Directive: The entries below need to be written out exactly, with no pictures included.

—————

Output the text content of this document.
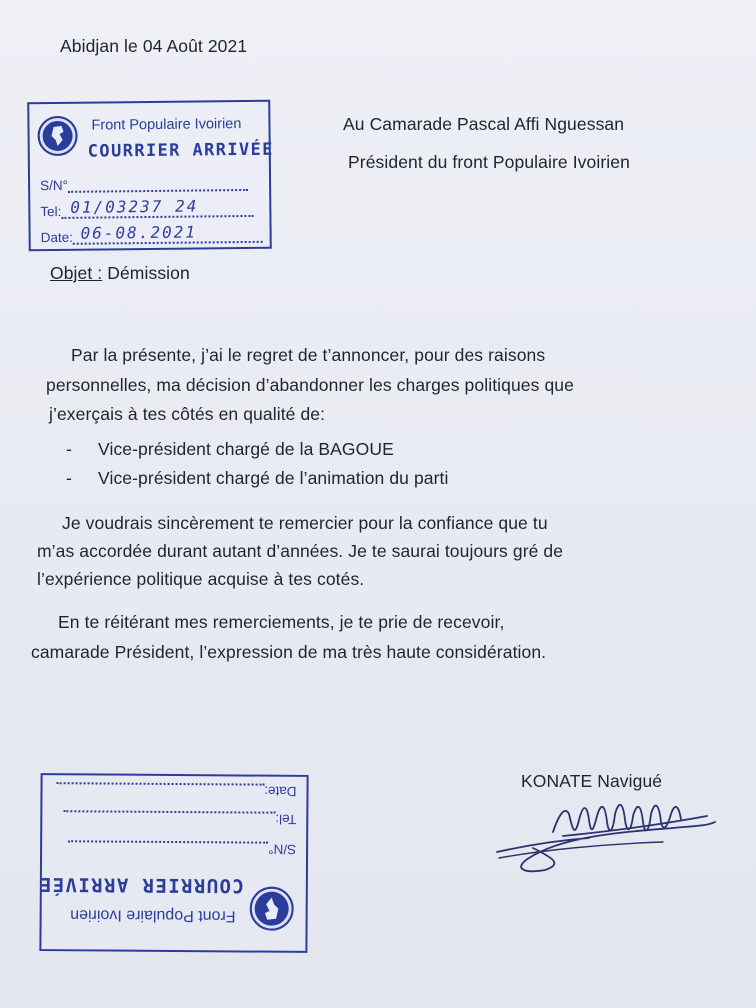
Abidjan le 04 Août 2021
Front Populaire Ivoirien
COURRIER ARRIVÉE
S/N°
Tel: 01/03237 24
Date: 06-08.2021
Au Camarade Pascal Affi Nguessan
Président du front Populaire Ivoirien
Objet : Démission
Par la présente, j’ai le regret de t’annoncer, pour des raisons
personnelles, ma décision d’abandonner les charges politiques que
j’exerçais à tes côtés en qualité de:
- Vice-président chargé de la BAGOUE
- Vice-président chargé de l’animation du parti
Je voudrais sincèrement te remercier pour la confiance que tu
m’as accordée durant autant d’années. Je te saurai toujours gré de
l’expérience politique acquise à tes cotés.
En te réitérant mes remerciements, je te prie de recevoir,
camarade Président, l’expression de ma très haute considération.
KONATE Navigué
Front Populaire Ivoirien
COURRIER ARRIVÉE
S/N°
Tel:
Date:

—————

Exercise result:
Output the text content of this document.
Abidjan le 04 Août 2021
Front Populaire Ivoirien
COURRIER ARRIVÉE
S/N°
Tel: 01/03237 24
Date: 06-08.2021
Au Camarade Pascal Affi Nguessan
Président du front Populaire Ivoirien
Objet : Démission
Par la présente, j’ai le regret de t’annoncer, pour des raisons
personnelles, ma décision d’abandonner les charges politiques que
j’exerçais à tes côtés en qualité de:
- Vice-président chargé de la BAGOUE
- Vice-président chargé de l’animation du parti
Je voudrais sincèrement te remercier pour la confiance que tu
m’as accordée durant autant d’années. Je te saurai toujours gré de
l’expérience politique acquise à tes cotés.
En te réitérant mes remerciements, je te prie de recevoir,
camarade Président, l’expression de ma très haute considération.
KONATE Navigué
Front Populaire Ivoirien
COURRIER ARRIVÉE
S/N°
Tel:
Date:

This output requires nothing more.